▸ TO BE DONE
Set down the material below word for word, excluding the pictures.

********

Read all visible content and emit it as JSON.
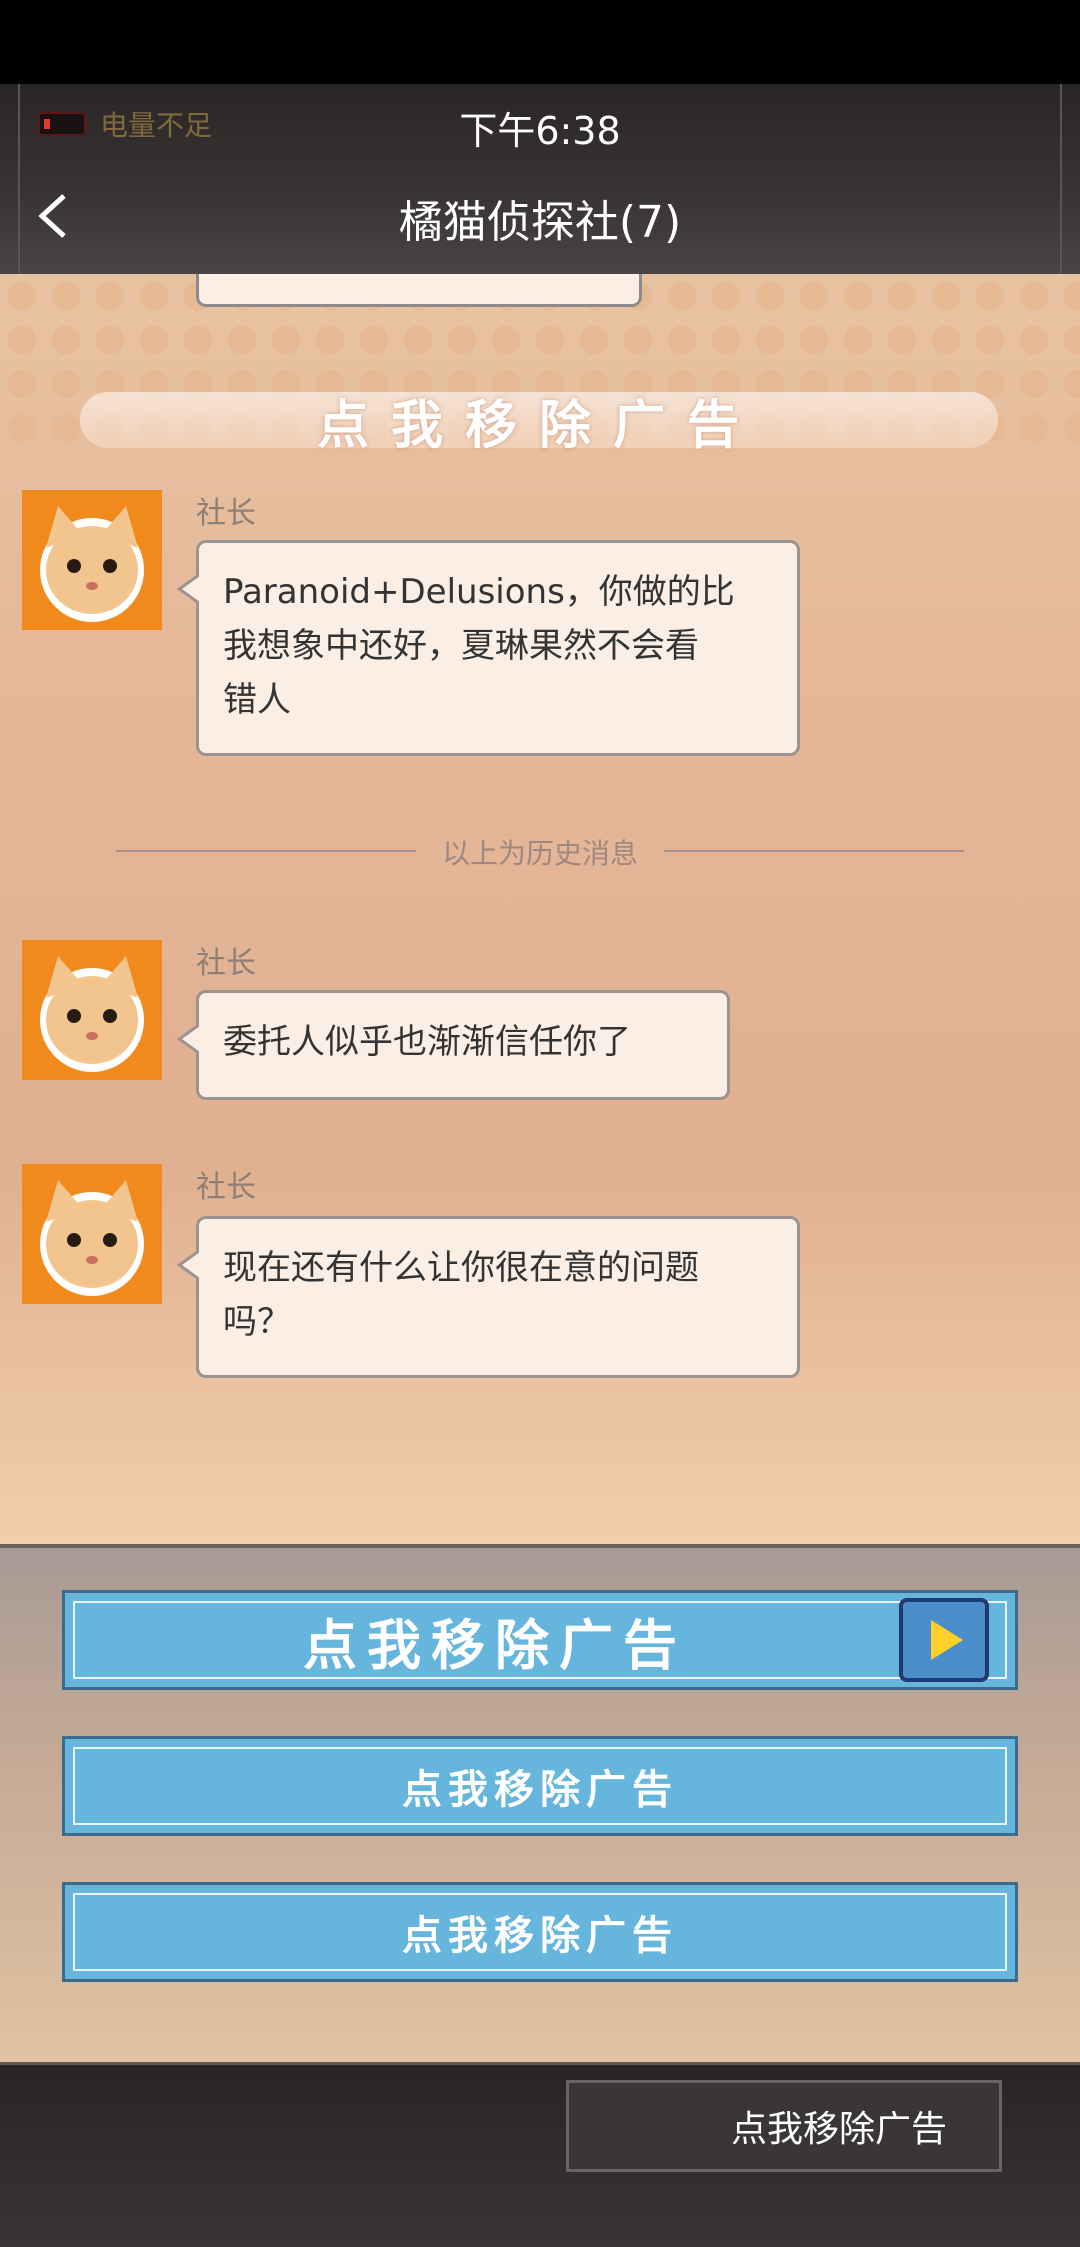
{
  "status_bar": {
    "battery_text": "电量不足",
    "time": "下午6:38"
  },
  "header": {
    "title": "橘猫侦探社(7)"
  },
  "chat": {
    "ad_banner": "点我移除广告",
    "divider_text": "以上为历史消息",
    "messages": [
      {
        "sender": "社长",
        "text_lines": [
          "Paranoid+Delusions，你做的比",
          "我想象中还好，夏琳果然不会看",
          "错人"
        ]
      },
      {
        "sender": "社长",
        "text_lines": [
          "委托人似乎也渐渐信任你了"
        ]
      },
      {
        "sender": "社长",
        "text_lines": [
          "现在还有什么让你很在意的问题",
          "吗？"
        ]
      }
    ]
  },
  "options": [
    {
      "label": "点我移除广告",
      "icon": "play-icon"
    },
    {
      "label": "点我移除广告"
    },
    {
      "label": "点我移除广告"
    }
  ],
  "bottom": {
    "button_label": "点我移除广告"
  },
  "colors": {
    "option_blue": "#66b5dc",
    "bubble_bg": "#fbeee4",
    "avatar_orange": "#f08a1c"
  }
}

********

▸ WRITTEN SOLUTION
Read all visible content and emit it as JSON.
{
  "status_bar": {
    "battery_text": "电量不足",
    "time": "下午6:38"
  },
  "header": {
    "title": "橘猫侦探社(7)"
  },
  "chat": {
    "ad_banner": "点我移除广告",
    "divider_text": "以上为历史消息",
    "messages": [
      {
        "sender": "社长",
        "text_lines": [
          "Paranoid+Delusions，你做的比",
          "我想象中还好，夏琳果然不会看",
          "错人"
        ]
      },
      {
        "sender": "社长",
        "text_lines": [
          "委托人似乎也渐渐信任你了"
        ]
      },
      {
        "sender": "社长",
        "text_lines": [
          "现在还有什么让你很在意的问题",
          "吗？"
        ]
      }
    ]
  },
  "options": [
    {
      "label": "点我移除广告",
      "icon": "play-icon"
    },
    {
      "label": "点我移除广告"
    },
    {
      "label": "点我移除广告"
    }
  ],
  "bottom": {
    "button_label": "点我移除广告"
  },
  "colors": {
    "option_blue": "#66b5dc",
    "bubble_bg": "#fbeee4",
    "avatar_orange": "#f08a1c"
  }
}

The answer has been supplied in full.